:: WORK TO COMPLETE ::
Look below for the line with "Convert this screenshot", then repeat it and all lines after it, exactly, minus any pictures.

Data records
====
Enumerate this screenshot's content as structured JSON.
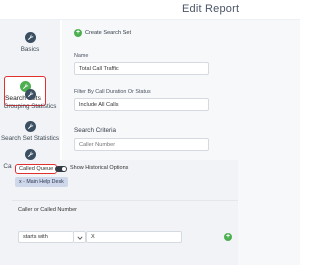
{
  "header": {
    "title": "Edit Report"
  },
  "sidebar": {
    "items": [
      {
        "label": "Basics",
        "icon": "wrench-icon",
        "active": false
      },
      {
        "label": "Search Sets",
        "icon": "wrench-icon",
        "active": true
      },
      {
        "label": "Grouping Statistics",
        "icon": "wrench-icon",
        "active": false
      },
      {
        "label": "Search Set Statistics",
        "icon": "wrench-icon",
        "active": false
      },
      {
        "label": "Call History Details",
        "icon": "wrench-icon",
        "active": false
      }
    ]
  },
  "main": {
    "create_search_set_label": "Create Search Set",
    "name_label": "Name",
    "name_value": "Total Call Traffic",
    "filter_label": "Filter By Call Duration Or Status",
    "filter_value": "Include All Calls",
    "search_criteria_title": "Search Criteria",
    "search_criteria_placeholder": "Caller Number",
    "called_queue_label": "Called Queue",
    "show_historical_label": "Show Historical Options",
    "show_historical_on": true,
    "queue_tag": "x - Main Help Desk",
    "caller_or_called_label": "Caller or Called Number",
    "match_select_value": "starts with",
    "match_value": "X"
  },
  "colors": {
    "accent_green": "#4caf50",
    "highlight_red": "#e03030",
    "icon_dark": "#3b4f63",
    "tag_blue": "#cfd8ea"
  }
}
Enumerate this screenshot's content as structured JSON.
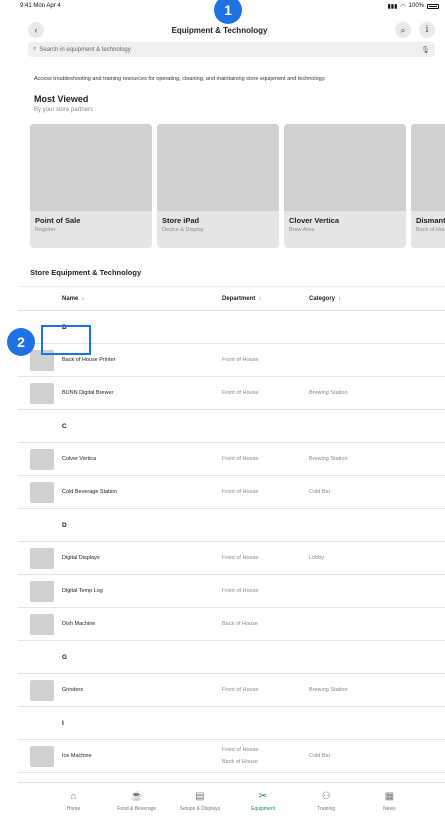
{
  "status": {
    "time": "9:41  Mon Apr 4",
    "battery": "100%"
  },
  "nav": {
    "back_icon": "chevron-left-icon",
    "title": "Equipment & Technology",
    "search_icon": "search-icon",
    "info_icon": "info-icon"
  },
  "search": {
    "placeholder": "Search in equipment & technology"
  },
  "intro": "Access troubleshooting and training resources for operating, cleaning, and maintaining store equipment and technology.",
  "most_viewed": {
    "title": "Most Viewed",
    "subtitle": "By your store partners",
    "cards": [
      {
        "title": "Point of Sale",
        "subtitle": "Register"
      },
      {
        "title": "Store iPad",
        "subtitle": "Device & Display"
      },
      {
        "title": "Clover Vertica",
        "subtitle": "Brew Area"
      },
      {
        "title": "Dismantle",
        "subtitle": "Back of House"
      }
    ]
  },
  "store_section": {
    "title": "Store Equipment & Technology",
    "headers": {
      "name": "Name",
      "department": "Department",
      "category": "Category",
      "sort_icon": "arrow-down-icon"
    },
    "rows": [
      {
        "type": "letter",
        "name": "B"
      },
      {
        "type": "item",
        "name": "Back of House Printer",
        "department": "Front of House",
        "category": ""
      },
      {
        "type": "item",
        "name": "BUNN Digital Brewer",
        "department": "Front of House",
        "category": "Brewing Station"
      },
      {
        "type": "letter",
        "name": "C"
      },
      {
        "type": "item",
        "name": "Colver Vertica",
        "department": "Front of House",
        "category": "Brewing Station"
      },
      {
        "type": "item",
        "name": "Cold Beverage Station",
        "department": "Front of House",
        "category": "Cold Bar"
      },
      {
        "type": "letter",
        "name": "D"
      },
      {
        "type": "item",
        "name": "Digital Displays",
        "department": "Front of House",
        "category": "Lobby"
      },
      {
        "type": "item",
        "name": "Digital Temp Log",
        "department": "Front of House",
        "category": ""
      },
      {
        "type": "item",
        "name": "Dish Machine",
        "department": "Back of House",
        "category": ""
      },
      {
        "type": "letter",
        "name": "G"
      },
      {
        "type": "item",
        "name": "Grinders",
        "department": "Front of House",
        "category": "Brewing Station"
      },
      {
        "type": "letter",
        "name": "I"
      },
      {
        "type": "item",
        "name": "Ice Machine",
        "department": "Front of House",
        "department2": "Back of House",
        "category": "Cold Bar"
      }
    ]
  },
  "tabs": [
    {
      "label": "Home",
      "icon": "house-icon",
      "glyph": "⌂",
      "active": false
    },
    {
      "label": "Food & Beverage",
      "icon": "cup-icon",
      "glyph": "☕",
      "active": false
    },
    {
      "label": "Setups & Displays",
      "icon": "clipboard-icon",
      "glyph": "▤",
      "active": false
    },
    {
      "label": "Equipment",
      "icon": "tools-icon",
      "glyph": "✂",
      "active": true
    },
    {
      "label": "Training",
      "icon": "people-icon",
      "glyph": "⚇",
      "active": false
    },
    {
      "label": "News",
      "icon": "newspaper-icon",
      "glyph": "▦",
      "active": false
    }
  ],
  "annotations": {
    "badge1": "1",
    "badge2": "2"
  }
}
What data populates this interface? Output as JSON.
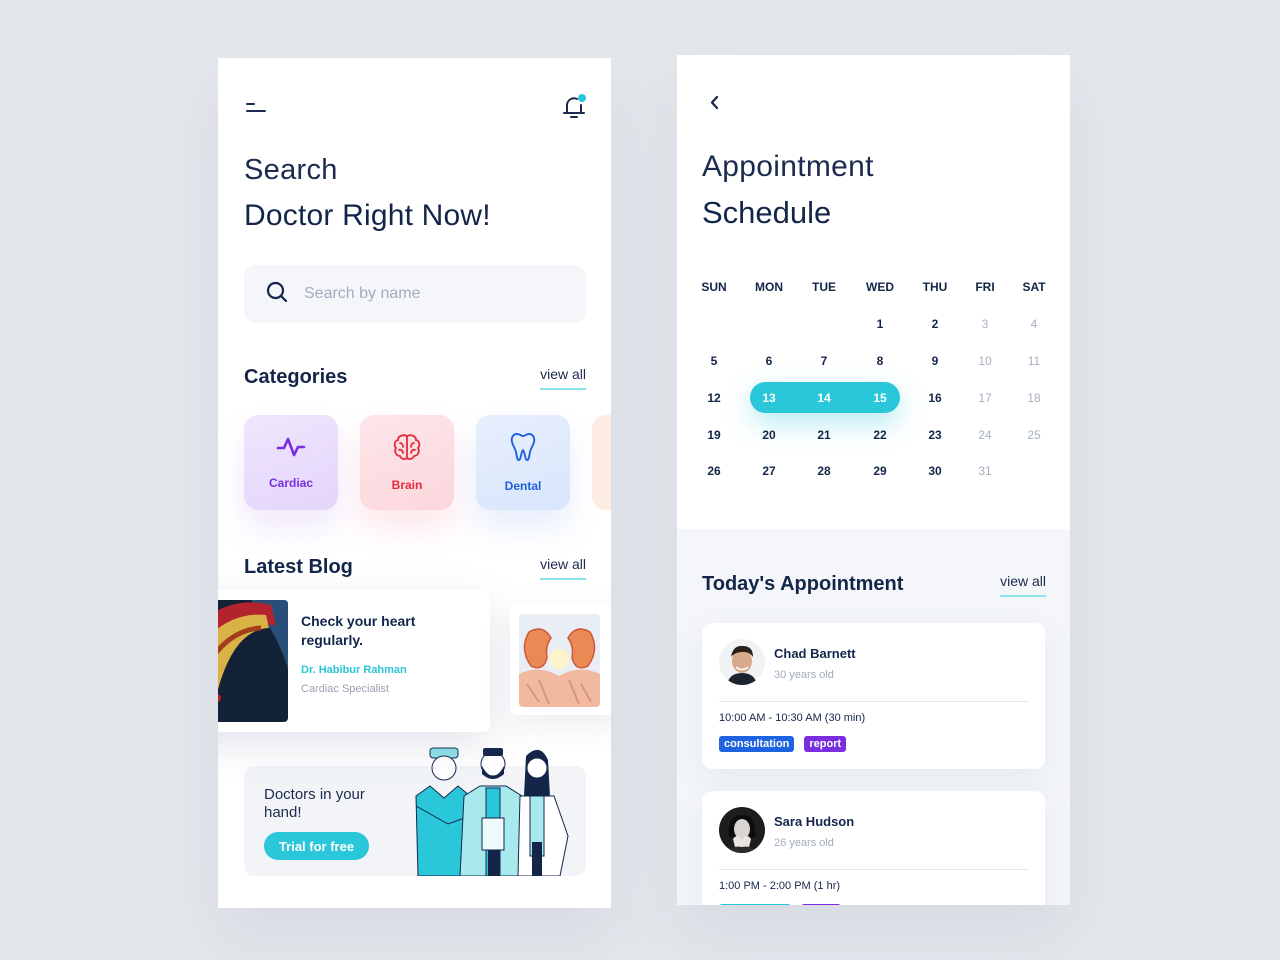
{
  "colors": {
    "background": "#e4e7ec",
    "accent": "#2ac6d9",
    "text_dark": "#13264a",
    "cardiac": "#7b2ee0",
    "brain": "#e52a3b",
    "dental": "#2160d8",
    "tag_consultation": "#1e63e0",
    "tag_report": "#7b2ee0"
  },
  "home": {
    "menu_icon": "menu-icon",
    "notification_icon": "bell-icon",
    "has_notification": true,
    "title_line1": "Search",
    "title_line2": "Doctor Right Now!",
    "search": {
      "placeholder": "Search by name",
      "value": "",
      "icon": "search-icon"
    },
    "categories": {
      "title": "Categories",
      "view_all": "view all",
      "items": [
        {
          "label": "Cardiac",
          "icon": "heartbeat-icon"
        },
        {
          "label": "Brain",
          "icon": "brain-icon"
        },
        {
          "label": "Dental",
          "icon": "tooth-icon"
        },
        {
          "label": "",
          "icon": ""
        }
      ]
    },
    "blog": {
      "title": "Latest Blog",
      "view_all": "view all",
      "posts": [
        {
          "title": "Check your heart regularly.",
          "author": "Dr. Habibur Rahman",
          "role": "Cardiac Specialist",
          "image": "artery-illustration"
        },
        {
          "title": "",
          "author": "",
          "role": "",
          "image": "kidney-illustration"
        }
      ]
    },
    "promo": {
      "text": "Doctors in your hand!",
      "button": "Trial for free",
      "illustration": "doctors-illustration"
    }
  },
  "schedule": {
    "back_icon": "chevron-left-icon",
    "title_line1": "Appointment",
    "title_line2": "Schedule",
    "calendar": {
      "weekdays": [
        "SUN",
        "MON",
        "TUE",
        "WED",
        "THU",
        "FRI",
        "SAT"
      ],
      "weeks": [
        [
          "",
          "",
          "",
          "1",
          "2",
          "3",
          "4"
        ],
        [
          "5",
          "6",
          "7",
          "8",
          "9",
          "10",
          "11"
        ],
        [
          "12",
          "13",
          "14",
          "15",
          "16",
          "17",
          "18"
        ],
        [
          "19",
          "20",
          "21",
          "22",
          "23",
          "24",
          "25"
        ],
        [
          "26",
          "27",
          "28",
          "29",
          "30",
          "31",
          ""
        ]
      ],
      "selected_range": [
        "13",
        "15"
      ],
      "muted_columns": [
        "FRI",
        "SAT"
      ]
    },
    "today": {
      "title": "Today's Appointment",
      "view_all": "view all",
      "appointments": [
        {
          "name": "Chad Barnett",
          "age": "30 years old",
          "time": "10:00 AM - 10:30 AM (30 min)",
          "tags": [
            {
              "label": "consultation",
              "color": "#1e63e0"
            },
            {
              "label": "report",
              "color": "#7b2ee0"
            }
          ]
        },
        {
          "name": "Sara Hudson",
          "age": "26 years old",
          "time": "1:00 PM - 2:00 PM (1 hr)",
          "tags": [
            {
              "label": "",
              "color": "#2ac6d9"
            },
            {
              "label": "",
              "color": "#7b2ee0"
            }
          ]
        }
      ]
    }
  }
}
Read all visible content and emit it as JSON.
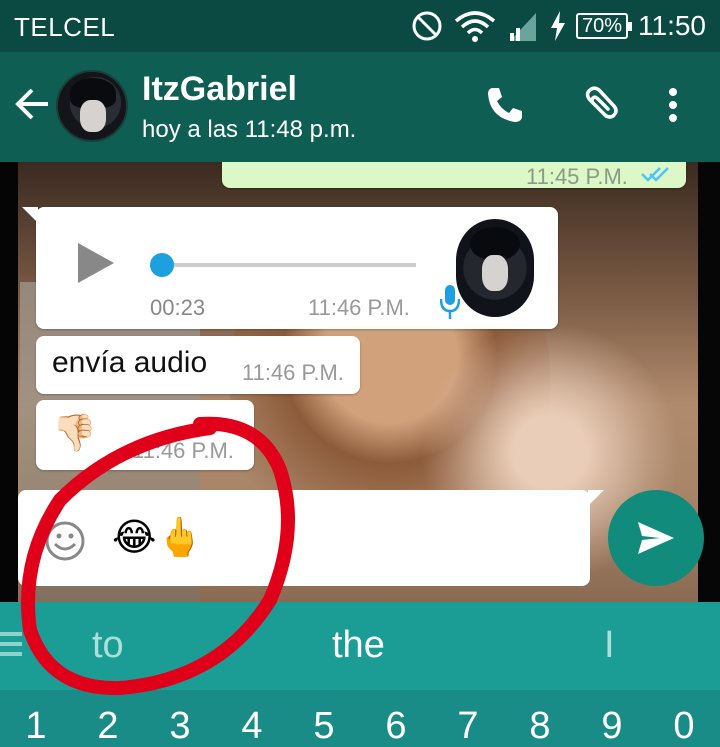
{
  "status_bar": {
    "carrier": "TELCEL",
    "battery": "70%",
    "time": "11:50"
  },
  "header": {
    "contact_name": "ItzGabriel",
    "last_seen": "hoy a las 11:48 p.m.",
    "icons": [
      "back-arrow-icon",
      "phone-icon",
      "paperclip-icon",
      "more-vert-icon"
    ]
  },
  "chat": {
    "partial_message_time": "11:45 P.M.",
    "audio_message": {
      "duration": "00:23",
      "time": "11:46 P.M."
    },
    "text_message": {
      "text": "envía audio",
      "time": "11:46 P.M."
    },
    "emoji_message": {
      "emoji": "👎🏻",
      "time": "11:46 P.M."
    }
  },
  "composer": {
    "text": "😂🖕"
  },
  "keyboard": {
    "suggestions": [
      "to",
      "the",
      "I"
    ],
    "numbers": [
      "1",
      "2",
      "3",
      "4",
      "5",
      "6",
      "7",
      "8",
      "9",
      "0"
    ]
  },
  "colors": {
    "header": "#0f5e53",
    "status_bar": "#0b4a42",
    "send_button": "#108b7c",
    "keyboard": "#1b9c95",
    "annotation": "#e0001a"
  }
}
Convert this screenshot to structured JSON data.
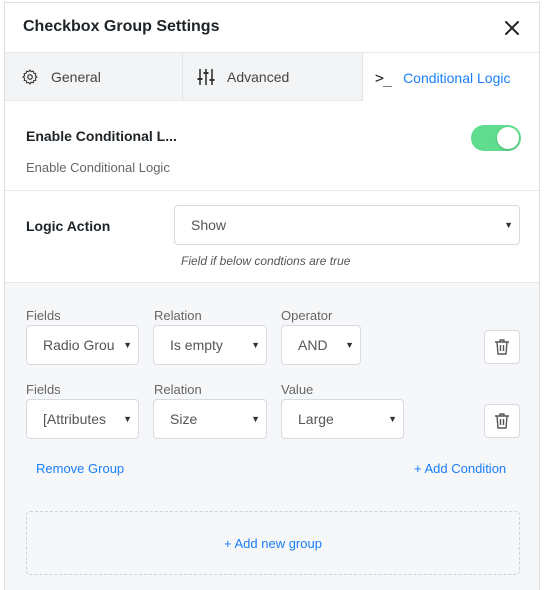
{
  "dialog": {
    "title": "Checkbox Group Settings"
  },
  "tabs": [
    {
      "label": "General",
      "icon": "gear-icon"
    },
    {
      "label": "Advanced",
      "icon": "sliders-icon"
    },
    {
      "label": "Conditional Logic",
      "icon": "terminal-icon",
      "active": true
    }
  ],
  "enable": {
    "label": "Enable Conditional L...",
    "help": "Enable Conditional Logic",
    "toggle_on": true,
    "toggle_color": "#5fdc8d"
  },
  "logic_action": {
    "label": "Logic Action",
    "value": "Show",
    "hint": "Field if below condtions are true"
  },
  "conditions": [
    {
      "field_label": "Fields",
      "field_value": "Radio Grou",
      "relation_label": "Relation",
      "relation_value": "Is empty",
      "third_label": "Operator",
      "third_value": "AND"
    },
    {
      "field_label": "Fields",
      "field_value": "[Attributes",
      "relation_label": "Relation",
      "relation_value": "Size",
      "third_label": "Value",
      "third_value": "Large"
    }
  ],
  "actions": {
    "remove_group": "Remove Group",
    "add_condition": "+ Add Condition",
    "add_group": "+ Add new group"
  },
  "colors": {
    "accent": "#1a7efb",
    "toggle": "#5fdc8d"
  }
}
====
:: ANSWER FOR THIS EXERCISE ::
Convert this screenshot to structured JSON data.
{
  "dialog": {
    "title": "Checkbox Group Settings"
  },
  "tabs": [
    {
      "label": "General",
      "icon": "gear-icon"
    },
    {
      "label": "Advanced",
      "icon": "sliders-icon"
    },
    {
      "label": "Conditional Logic",
      "icon": "terminal-icon",
      "active": true
    }
  ],
  "enable": {
    "label": "Enable Conditional L...",
    "help": "Enable Conditional Logic",
    "toggle_on": true,
    "toggle_color": "#5fdc8d"
  },
  "logic_action": {
    "label": "Logic Action",
    "value": "Show",
    "hint": "Field if below condtions are true"
  },
  "conditions": [
    {
      "field_label": "Fields",
      "field_value": "Radio Grou",
      "relation_label": "Relation",
      "relation_value": "Is empty",
      "third_label": "Operator",
      "third_value": "AND"
    },
    {
      "field_label": "Fields",
      "field_value": "[Attributes",
      "relation_label": "Relation",
      "relation_value": "Size",
      "third_label": "Value",
      "third_value": "Large"
    }
  ],
  "actions": {
    "remove_group": "Remove Group",
    "add_condition": "+ Add Condition",
    "add_group": "+ Add new group"
  },
  "colors": {
    "accent": "#1a7efb",
    "toggle": "#5fdc8d"
  }
}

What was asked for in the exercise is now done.